*Stated task:* Copy the entries below, replacing every "bar-russia" with "bar-ru" and leaving everything else unchanged.

— start —

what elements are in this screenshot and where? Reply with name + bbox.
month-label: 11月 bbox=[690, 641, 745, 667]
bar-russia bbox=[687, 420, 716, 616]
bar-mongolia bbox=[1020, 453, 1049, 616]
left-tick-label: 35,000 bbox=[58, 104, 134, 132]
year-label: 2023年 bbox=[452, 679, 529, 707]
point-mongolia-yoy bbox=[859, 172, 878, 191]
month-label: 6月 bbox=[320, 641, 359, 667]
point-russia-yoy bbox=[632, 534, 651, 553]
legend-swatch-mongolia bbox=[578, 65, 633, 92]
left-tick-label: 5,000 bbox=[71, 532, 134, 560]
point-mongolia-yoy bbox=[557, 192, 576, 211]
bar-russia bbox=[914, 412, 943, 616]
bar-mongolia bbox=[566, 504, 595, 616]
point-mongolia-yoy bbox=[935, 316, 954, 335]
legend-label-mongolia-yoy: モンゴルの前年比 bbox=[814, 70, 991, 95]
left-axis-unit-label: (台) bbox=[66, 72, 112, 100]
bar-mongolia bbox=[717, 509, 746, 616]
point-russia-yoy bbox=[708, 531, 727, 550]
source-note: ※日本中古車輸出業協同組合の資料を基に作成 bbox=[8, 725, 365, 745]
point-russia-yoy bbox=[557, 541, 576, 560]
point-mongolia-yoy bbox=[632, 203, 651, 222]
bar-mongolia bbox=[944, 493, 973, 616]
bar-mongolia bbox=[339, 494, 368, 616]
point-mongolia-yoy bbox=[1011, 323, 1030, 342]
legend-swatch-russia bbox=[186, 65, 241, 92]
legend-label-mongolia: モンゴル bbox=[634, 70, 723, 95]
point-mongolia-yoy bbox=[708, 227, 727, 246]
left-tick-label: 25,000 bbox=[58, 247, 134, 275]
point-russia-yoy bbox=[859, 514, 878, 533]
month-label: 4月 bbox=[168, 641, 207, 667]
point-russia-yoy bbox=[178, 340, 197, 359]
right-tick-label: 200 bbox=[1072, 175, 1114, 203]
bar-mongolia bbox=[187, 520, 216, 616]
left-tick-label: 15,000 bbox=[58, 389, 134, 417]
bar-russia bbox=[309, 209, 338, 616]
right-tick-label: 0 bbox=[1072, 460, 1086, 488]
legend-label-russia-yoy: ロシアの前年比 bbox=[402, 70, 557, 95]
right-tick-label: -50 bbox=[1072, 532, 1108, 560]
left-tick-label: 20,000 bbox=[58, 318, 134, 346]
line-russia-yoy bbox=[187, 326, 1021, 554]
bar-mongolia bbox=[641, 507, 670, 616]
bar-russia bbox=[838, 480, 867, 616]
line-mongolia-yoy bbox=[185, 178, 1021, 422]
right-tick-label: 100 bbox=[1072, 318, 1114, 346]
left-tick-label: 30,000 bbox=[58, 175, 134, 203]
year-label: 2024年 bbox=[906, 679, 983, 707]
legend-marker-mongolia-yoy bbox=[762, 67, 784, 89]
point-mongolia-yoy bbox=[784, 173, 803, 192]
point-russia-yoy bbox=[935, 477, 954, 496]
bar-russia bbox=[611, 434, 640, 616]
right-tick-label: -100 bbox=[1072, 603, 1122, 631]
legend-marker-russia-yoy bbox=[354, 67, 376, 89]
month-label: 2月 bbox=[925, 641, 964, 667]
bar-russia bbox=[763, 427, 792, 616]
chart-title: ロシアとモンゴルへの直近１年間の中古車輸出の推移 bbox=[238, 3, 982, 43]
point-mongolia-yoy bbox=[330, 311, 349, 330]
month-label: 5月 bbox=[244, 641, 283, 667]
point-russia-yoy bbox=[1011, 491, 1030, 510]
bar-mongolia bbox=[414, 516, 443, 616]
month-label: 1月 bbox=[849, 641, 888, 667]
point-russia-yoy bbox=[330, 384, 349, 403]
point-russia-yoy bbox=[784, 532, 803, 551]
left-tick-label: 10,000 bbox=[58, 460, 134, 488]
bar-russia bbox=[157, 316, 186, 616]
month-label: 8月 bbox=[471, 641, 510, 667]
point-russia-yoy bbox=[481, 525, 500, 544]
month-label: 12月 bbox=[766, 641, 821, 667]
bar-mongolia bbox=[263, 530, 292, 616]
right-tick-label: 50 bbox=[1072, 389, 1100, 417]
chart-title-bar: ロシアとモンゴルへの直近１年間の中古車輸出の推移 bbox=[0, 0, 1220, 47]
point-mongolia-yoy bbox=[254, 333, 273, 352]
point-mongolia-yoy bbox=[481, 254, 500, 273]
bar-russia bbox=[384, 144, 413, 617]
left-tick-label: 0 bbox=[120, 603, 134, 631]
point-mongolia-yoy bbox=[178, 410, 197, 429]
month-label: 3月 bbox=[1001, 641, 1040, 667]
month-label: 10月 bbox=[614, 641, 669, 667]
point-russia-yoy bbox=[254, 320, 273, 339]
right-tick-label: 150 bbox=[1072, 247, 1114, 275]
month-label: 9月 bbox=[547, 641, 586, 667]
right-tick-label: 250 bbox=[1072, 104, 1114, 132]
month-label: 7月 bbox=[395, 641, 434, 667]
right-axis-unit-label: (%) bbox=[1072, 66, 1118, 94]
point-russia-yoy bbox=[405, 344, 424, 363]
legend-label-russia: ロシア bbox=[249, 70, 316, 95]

— end —

*Exercise solution:*
what elements are in this screenshot and where? Reply with name + bbox.
month-label: 11月 bbox=[690, 641, 745, 667]
bar-ru bbox=[687, 420, 716, 616]
bar-mongolia bbox=[1020, 453, 1049, 616]
left-tick-label: 35,000 bbox=[58, 104, 134, 132]
year-label: 2023年 bbox=[452, 679, 529, 707]
point-mongolia-yoy bbox=[859, 172, 878, 191]
month-label: 6月 bbox=[320, 641, 359, 667]
point-russia-yoy bbox=[632, 534, 651, 553]
legend-swatch-mongolia bbox=[578, 65, 633, 92]
left-tick-label: 5,000 bbox=[71, 532, 134, 560]
point-mongolia-yoy bbox=[557, 192, 576, 211]
bar-ru bbox=[914, 412, 943, 616]
bar-mongolia bbox=[566, 504, 595, 616]
point-mongolia-yoy bbox=[935, 316, 954, 335]
legend-label-mongolia-yoy: モンゴルの前年比 bbox=[814, 70, 991, 95]
left-axis-unit-label: (台) bbox=[66, 72, 112, 100]
bar-mongolia bbox=[717, 509, 746, 616]
point-russia-yoy bbox=[708, 531, 727, 550]
source-note: ※日本中古車輸出業協同組合の資料を基に作成 bbox=[8, 725, 365, 745]
point-russia-yoy bbox=[557, 541, 576, 560]
point-mongolia-yoy bbox=[632, 203, 651, 222]
bar-mongolia bbox=[944, 493, 973, 616]
bar-mongolia bbox=[339, 494, 368, 616]
point-mongolia-yoy bbox=[1011, 323, 1030, 342]
legend-swatch-russia bbox=[186, 65, 241, 92]
legend-label-mongolia: モンゴル bbox=[634, 70, 723, 95]
point-mongolia-yoy bbox=[708, 227, 727, 246]
left-tick-label: 25,000 bbox=[58, 247, 134, 275]
point-russia-yoy bbox=[859, 514, 878, 533]
month-label: 4月 bbox=[168, 641, 207, 667]
point-russia-yoy bbox=[178, 340, 197, 359]
right-tick-label: 200 bbox=[1072, 175, 1114, 203]
bar-mongolia bbox=[187, 520, 216, 616]
left-tick-label: 15,000 bbox=[58, 389, 134, 417]
bar-ru bbox=[309, 209, 338, 616]
right-tick-label: 0 bbox=[1072, 460, 1086, 488]
legend-label-russia-yoy: ロシアの前年比 bbox=[402, 70, 557, 95]
right-tick-label: -50 bbox=[1072, 532, 1108, 560]
left-tick-label: 20,000 bbox=[58, 318, 134, 346]
line-russia-yoy bbox=[187, 326, 1021, 554]
bar-mongolia bbox=[641, 507, 670, 616]
bar-ru bbox=[838, 480, 867, 616]
line-mongolia-yoy bbox=[185, 178, 1021, 422]
right-tick-label: 100 bbox=[1072, 318, 1114, 346]
left-tick-label: 30,000 bbox=[58, 175, 134, 203]
year-label: 2024年 bbox=[906, 679, 983, 707]
legend-marker-mongolia-yoy bbox=[762, 67, 784, 89]
point-mongolia-yoy bbox=[784, 173, 803, 192]
point-russia-yoy bbox=[935, 477, 954, 496]
bar-ru bbox=[611, 434, 640, 616]
right-tick-label: -100 bbox=[1072, 603, 1122, 631]
legend-marker-russia-yoy bbox=[354, 67, 376, 89]
month-label: 2月 bbox=[925, 641, 964, 667]
bar-ru bbox=[763, 427, 792, 616]
chart-title: ロシアとモンゴルへの直近１年間の中古車輸出の推移 bbox=[238, 3, 982, 43]
point-mongolia-yoy bbox=[330, 311, 349, 330]
month-label: 5月 bbox=[244, 641, 283, 667]
point-russia-yoy bbox=[1011, 491, 1030, 510]
bar-mongolia bbox=[414, 516, 443, 616]
month-label: 1月 bbox=[849, 641, 888, 667]
point-russia-yoy bbox=[330, 384, 349, 403]
point-russia-yoy bbox=[784, 532, 803, 551]
left-tick-label: 10,000 bbox=[58, 460, 134, 488]
bar-ru bbox=[157, 316, 186, 616]
month-label: 8月 bbox=[471, 641, 510, 667]
point-russia-yoy bbox=[481, 525, 500, 544]
month-label: 12月 bbox=[766, 641, 821, 667]
bar-mongolia bbox=[263, 530, 292, 616]
right-tick-label: 50 bbox=[1072, 389, 1100, 417]
chart-title-bar: ロシアとモンゴルへの直近１年間の中古車輸出の推移 bbox=[0, 0, 1220, 47]
point-mongolia-yoy bbox=[254, 333, 273, 352]
point-mongolia-yoy bbox=[481, 254, 500, 273]
bar-ru bbox=[384, 144, 413, 617]
left-tick-label: 0 bbox=[120, 603, 134, 631]
point-mongolia-yoy bbox=[178, 410, 197, 429]
month-label: 3月 bbox=[1001, 641, 1040, 667]
month-label: 10月 bbox=[614, 641, 669, 667]
point-russia-yoy bbox=[254, 320, 273, 339]
right-tick-label: 150 bbox=[1072, 247, 1114, 275]
month-label: 9月 bbox=[547, 641, 586, 667]
right-tick-label: 250 bbox=[1072, 104, 1114, 132]
month-label: 7月 bbox=[395, 641, 434, 667]
right-axis-unit-label: (%) bbox=[1072, 66, 1118, 94]
point-russia-yoy bbox=[405, 344, 424, 363]
legend-label-russia: ロシア bbox=[249, 70, 316, 95]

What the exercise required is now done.